Extract all lines in the data that contain the word "label".

Records to process
-- Begin --

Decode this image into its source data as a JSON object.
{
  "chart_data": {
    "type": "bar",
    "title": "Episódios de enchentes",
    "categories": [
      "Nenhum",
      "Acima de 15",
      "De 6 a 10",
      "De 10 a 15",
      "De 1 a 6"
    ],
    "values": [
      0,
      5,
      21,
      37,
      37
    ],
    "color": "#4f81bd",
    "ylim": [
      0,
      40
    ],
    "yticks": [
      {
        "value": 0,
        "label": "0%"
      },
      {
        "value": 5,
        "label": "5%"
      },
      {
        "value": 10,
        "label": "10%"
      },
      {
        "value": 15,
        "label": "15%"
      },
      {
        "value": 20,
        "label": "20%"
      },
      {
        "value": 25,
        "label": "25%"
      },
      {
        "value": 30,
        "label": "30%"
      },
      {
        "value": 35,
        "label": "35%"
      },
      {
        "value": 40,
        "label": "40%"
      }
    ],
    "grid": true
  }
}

-- End --

In response
        "label": "0%"
        "label": "5%"
        "label": "10%"
        "label": "15%"
        "label": "20%"
        "label": "25%"
        "label": "30%"
        "label": "35%"
        "label": "40%"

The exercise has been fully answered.